- REQUEST A -
Please rewrite the entries from the line with "pronunciation-prompt: Explique às" to the line with "pencil-icon bbox=[489, 37, 503, 51]", changing "pencil-icon" to "edit-icon" and leaving everything else unchanged.

- TEXT TO READ -

•••••

# 1979 Schwinn Suburban



## mflores32

I just acquired a 1979 schwinn suburban in a frosty blue color.
It was $20 but I asked $10 for it and the guy said that was fine.
I was wanting to know where is a good place to find parts for it.
All I need is new tires, tubes, and the brake pads. I was wondering
if anyone could/would recommend a place to buy these from.
Tires are 27 x 1 1/4. 

Bike works fine right now. I just want a new set of tires and tubes.
Also I'm interested in restoring it back to original form. There is a little
rust on the bike but nothing some Naval Jelly can't take care of.

I'm also new here and this is my first post.

Thanks,

Mark


----------



## Adamtinkerer

Welcome to the forum Mark! Those 70s Suburbans are nice bikes. Unlike most older Schwinns, these use a standard size tire. I believe you can even get them at Walmart! Bike world USA is a good online source for parts, especially tires. A better de-rust-er is oxalic acid. It's also called 'wood bleach', and is the main ingredient in bar keeper's friend. Or, you can actually buy it in pure form on ebay, but of course use caution as with any chemical.


----------



## ridingtoy

One of these days I need to get a new pair of 27 x 1 1/4 tires for my 1974 Schwinn Suburban. Mine is kind of a medium to light blue with white pin stripes on each side of the front/rear fenders. I bought it brand new back then, but haven't ridden it in ages. The gumwall tires look all dried up with hard gummy scales on the side walls. They still hold air...just don't look very attractive anymore. Everything on it probably needs a good lubrication and cleaning before being used again. I still have the Schwinn tire pump with air gauge purchased at the same time. Had to replace the gauge on it a few years back and now need to replace the hose and locking grip nozzle since it has deteriorated to where it won't stay locked on the air stem.

•••••

- STORED ROWS -
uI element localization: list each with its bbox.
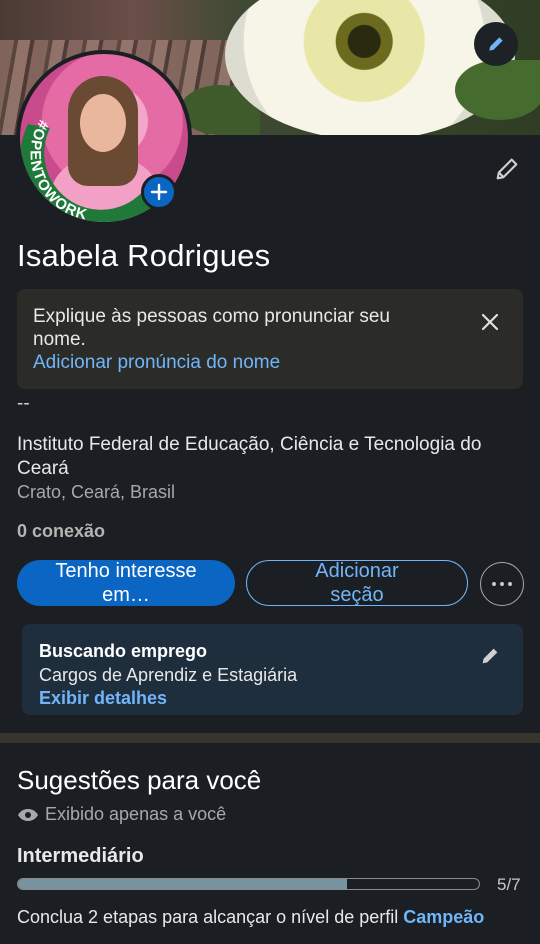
pronunciation-prompt: Explique às pessoas como pronunciar seu … bbox=[17, 289, 523, 389]
open-to-work-roles: Cargos de Aprendiz e Estagiária bbox=[39, 665, 298, 685]
pencil-icon bbox=[496, 158, 518, 180]
section-divider bbox=[0, 733, 540, 743]
close-icon bbox=[481, 313, 499, 331]
edit-cover-button[interactable] bbox=[474, 22, 518, 66]
profile-progress-bar bbox=[17, 878, 480, 890]
profile-name: Isabela Rodrigues bbox=[17, 238, 271, 273]
more-actions-button[interactable] bbox=[480, 562, 524, 606]
add-pronunciation-link[interactable]: Adicionar pronúncia do nome bbox=[33, 352, 280, 374]
pencil-icon bbox=[489, 37, 503, 51]
visibility-text: Exibido apenas a você bbox=[45, 804, 227, 824]
plus-icon bbox=[150, 183, 168, 201]
add-section-button[interactable]: Adicionar seção bbox=[246, 560, 468, 606]
dismiss-button[interactable] bbox=[475, 307, 505, 337]
pencil-icon bbox=[482, 648, 498, 664]
add-photo-button[interactable] bbox=[141, 174, 177, 210]
show-details-link[interactable]: Exibir detalhes bbox=[39, 688, 167, 709]
pronunciation-text: Explique às pessoas como pronunciar seu … bbox=[33, 306, 390, 350]
level-goal: Conclua 2 etapas para alcançar o nível d… bbox=[17, 907, 484, 928]
ellipsis-icon bbox=[492, 582, 512, 586]
interested-in-label: Tenho interesse em… bbox=[55, 560, 197, 606]
interested-in-button[interactable]: Tenho interesse em… bbox=[17, 560, 235, 606]
profile-school[interactable]: Instituto Federal de Educação, Ciência e… bbox=[17, 433, 517, 481]
profile-location: Crato, Ceará, Brasil bbox=[17, 482, 176, 502]
progress-count: 5/7 bbox=[497, 875, 521, 894]
profile-headline: -- bbox=[17, 393, 30, 414]
eye-icon bbox=[18, 808, 38, 821]
open-to-work-card[interactable]: Buscando emprego Cargos de Aprendiz e Es… bbox=[22, 624, 523, 715]
add-section-label: Adicionar seção bbox=[315, 560, 399, 606]
cover-leaf bbox=[455, 60, 540, 120]
edit-open-to-work-button[interactable] bbox=[476, 642, 504, 670]
goal-level[interactable]: Campeão bbox=[403, 907, 484, 927]
open-to-work-title: Buscando emprego bbox=[39, 641, 208, 661]
suggestions-title: Sugestões para você bbox=[17, 765, 262, 795]
visibility-note: Exibido apenas a você bbox=[17, 804, 226, 825]
goal-text: Conclua 2 etapas para alcançar o nível d… bbox=[17, 907, 399, 927]
edit-intro-button[interactable] bbox=[490, 152, 524, 186]
profile-progress-fill bbox=[18, 879, 348, 889]
profile-level: Intermediário bbox=[17, 845, 144, 867]
connections-count[interactable]: 0 conexão bbox=[17, 521, 105, 542]
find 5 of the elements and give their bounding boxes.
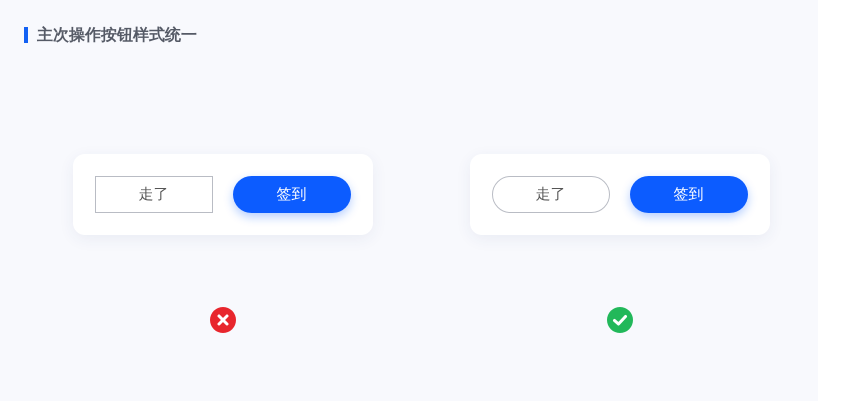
page-title: 主次操作按钮样式统一 <box>37 24 197 46</box>
primary-button[interactable]: 签到 <box>232 176 350 213</box>
secondary-button[interactable]: 走了 <box>94 176 212 213</box>
primary-button[interactable]: 签到 <box>630 176 748 213</box>
secondary-button[interactable]: 走了 <box>492 176 610 213</box>
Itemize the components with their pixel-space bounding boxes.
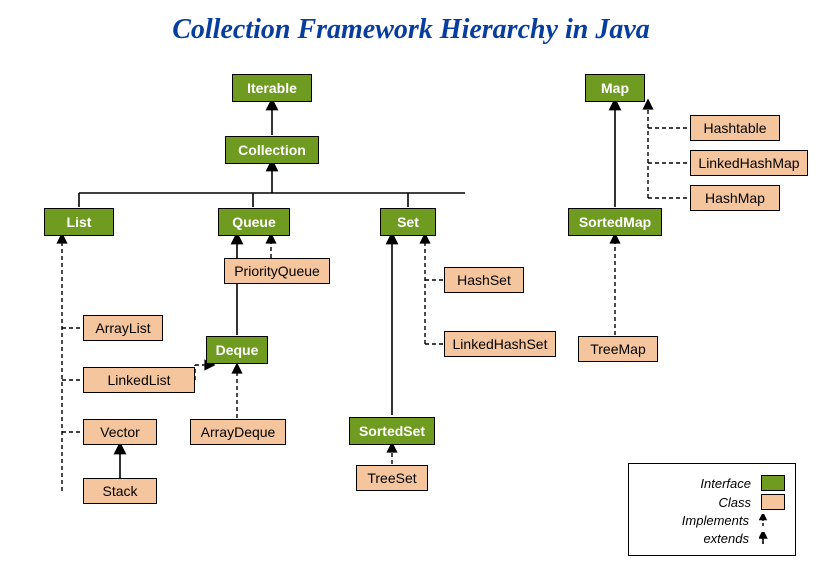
node-priorityqueue: PriorityQueue [224, 258, 330, 284]
node-linkedhashmap: LinkedHashMap [690, 150, 808, 176]
node-treemap: TreeMap [578, 336, 658, 362]
class-swatch-icon [761, 494, 785, 510]
diagram-title: Collection Framework Hierarchy in Java [0, 14, 822, 46]
node-set: Set [380, 208, 436, 236]
legend-interface-label: Interface [639, 476, 751, 491]
legend-class: Class [639, 494, 785, 510]
legend: Interface Class Implements extends [628, 463, 796, 556]
legend-class-label: Class [639, 495, 751, 510]
node-sortedset: SortedSet [349, 417, 435, 445]
legend-extends-label: extends [639, 531, 749, 546]
node-deque: Deque [206, 336, 268, 364]
node-treeset: TreeSet [356, 465, 428, 491]
node-linkedhashset: LinkedHashSet [444, 331, 556, 357]
node-linkedlist: LinkedList [83, 367, 195, 393]
interface-swatch-icon [761, 475, 785, 491]
node-queue: Queue [218, 208, 290, 236]
node-hashmap: HashMap [690, 185, 780, 211]
implements-line-icon [759, 514, 785, 528]
node-map: Map [585, 74, 645, 102]
node-vector: Vector [83, 419, 157, 445]
legend-extends: extends [639, 531, 785, 546]
legend-implements-label: Implements [639, 513, 749, 528]
node-iterable: Iterable [232, 74, 312, 102]
legend-implements: Implements [639, 513, 785, 528]
node-stack: Stack [83, 478, 157, 504]
node-hashtable: Hashtable [690, 115, 780, 141]
extends-line-icon [759, 532, 785, 546]
node-list: List [44, 208, 114, 236]
legend-interface: Interface [639, 475, 785, 491]
node-sortedmap: SortedMap [568, 208, 662, 236]
node-hashset: HashSet [444, 267, 524, 293]
node-arraylist: ArrayList [83, 315, 163, 341]
node-collection: Collection [225, 136, 319, 164]
diagram-canvas: Collection Framework Hierarchy in Java [0, 0, 822, 576]
node-arraydeque: ArrayDeque [190, 419, 286, 445]
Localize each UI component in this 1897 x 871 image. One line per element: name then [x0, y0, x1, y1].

•••••

- REQUEST B -
Answer these questions from the forum thread on the 1979 Schwinn Suburban:
(i) What was the original price of Mark's bike?
(ii) What size are its tires?
(iii) What other name for oxalic acid does Adamtinkerer give?

- PROBLEM SOLUTION A -
pronunciation-prompt: Explique às pessoas como pronunciar seu … bbox=[17, 289, 523, 389]
open-to-work-roles: Cargos de Aprendiz e Estagiária bbox=[39, 665, 298, 685]
edit-icon bbox=[496, 158, 518, 180]
section-divider bbox=[0, 733, 540, 743]
close-icon bbox=[481, 313, 499, 331]
edit-cover-button[interactable] bbox=[474, 22, 518, 66]
profile-progress-bar bbox=[17, 878, 480, 890]
profile-name: Isabela Rodrigues bbox=[17, 238, 271, 273]
more-actions-button[interactable] bbox=[480, 562, 524, 606]
add-pronunciation-link[interactable]: Adicionar pronúncia do nome bbox=[33, 352, 280, 374]
edit-icon bbox=[489, 37, 503, 51]

- PROBLEM SOLUTION B -
(i) $20
(ii) 27 x 1 1/4
(iii) Wood bleach